-- START OF Data for this task --

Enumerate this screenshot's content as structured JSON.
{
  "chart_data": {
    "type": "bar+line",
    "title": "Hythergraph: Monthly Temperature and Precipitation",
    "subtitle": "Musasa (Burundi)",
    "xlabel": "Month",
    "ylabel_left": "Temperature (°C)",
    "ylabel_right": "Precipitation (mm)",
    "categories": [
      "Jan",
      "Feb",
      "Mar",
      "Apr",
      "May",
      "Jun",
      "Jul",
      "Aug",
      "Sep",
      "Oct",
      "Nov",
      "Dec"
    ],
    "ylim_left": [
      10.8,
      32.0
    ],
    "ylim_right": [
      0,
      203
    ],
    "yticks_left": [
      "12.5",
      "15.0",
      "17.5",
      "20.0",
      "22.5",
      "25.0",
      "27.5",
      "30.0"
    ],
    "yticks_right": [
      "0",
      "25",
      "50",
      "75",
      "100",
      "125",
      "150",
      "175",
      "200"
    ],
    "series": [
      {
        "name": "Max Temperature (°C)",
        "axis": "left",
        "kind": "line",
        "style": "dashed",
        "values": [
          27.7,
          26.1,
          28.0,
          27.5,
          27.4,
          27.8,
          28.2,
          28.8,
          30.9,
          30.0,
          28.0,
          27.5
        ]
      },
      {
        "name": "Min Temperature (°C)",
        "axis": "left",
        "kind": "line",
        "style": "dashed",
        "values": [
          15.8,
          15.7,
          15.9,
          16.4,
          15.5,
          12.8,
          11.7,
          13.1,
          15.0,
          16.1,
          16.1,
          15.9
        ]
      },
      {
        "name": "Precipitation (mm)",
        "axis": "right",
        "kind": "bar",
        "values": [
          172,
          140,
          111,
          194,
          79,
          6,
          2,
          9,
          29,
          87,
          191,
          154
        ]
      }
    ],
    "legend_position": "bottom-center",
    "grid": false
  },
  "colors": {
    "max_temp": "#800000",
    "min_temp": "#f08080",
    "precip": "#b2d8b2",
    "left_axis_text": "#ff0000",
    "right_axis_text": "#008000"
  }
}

-- END OF Data for this task --

Transcribe every entry verbatim.

Enumerate this screenshot's content as structured JSON.
{
  "chart_data": {
    "type": "bar+line",
    "title": "Hythergraph: Monthly Temperature and Precipitation",
    "subtitle": "Musasa (Burundi)",
    "xlabel": "Month",
    "ylabel_left": "Temperature (°C)",
    "ylabel_right": "Precipitation (mm)",
    "categories": [
      "Jan",
      "Feb",
      "Mar",
      "Apr",
      "May",
      "Jun",
      "Jul",
      "Aug",
      "Sep",
      "Oct",
      "Nov",
      "Dec"
    ],
    "ylim_left": [
      10.8,
      32.0
    ],
    "ylim_right": [
      0,
      203
    ],
    "yticks_left": [
      "12.5",
      "15.0",
      "17.5",
      "20.0",
      "22.5",
      "25.0",
      "27.5",
      "30.0"
    ],
    "yticks_right": [
      "0",
      "25",
      "50",
      "75",
      "100",
      "125",
      "150",
      "175",
      "200"
    ],
    "series": [
      {
        "name": "Max Temperature (°C)",
        "axis": "left",
        "kind": "line",
        "style": "dashed",
        "values": [
          27.7,
          26.1,
          28.0,
          27.5,
          27.4,
          27.8,
          28.2,
          28.8,
          30.9,
          30.0,
          28.0,
          27.5
        ]
      },
      {
        "name": "Min Temperature (°C)",
        "axis": "left",
        "kind": "line",
        "style": "dashed",
        "values": [
          15.8,
          15.7,
          15.9,
          16.4,
          15.5,
          12.8,
          11.7,
          13.1,
          15.0,
          16.1,
          16.1,
          15.9
        ]
      },
      {
        "name": "Precipitation (mm)",
        "axis": "right",
        "kind": "bar",
        "values": [
          172,
          140,
          111,
          194,
          79,
          6,
          2,
          9,
          29,
          87,
          191,
          154
        ]
      }
    ],
    "legend_position": "bottom-center",
    "grid": false
  },
  "colors": {
    "max_temp": "#800000",
    "min_temp": "#f08080",
    "precip": "#b2d8b2",
    "left_axis_text": "#ff0000",
    "right_axis_text": "#008000"
  }
}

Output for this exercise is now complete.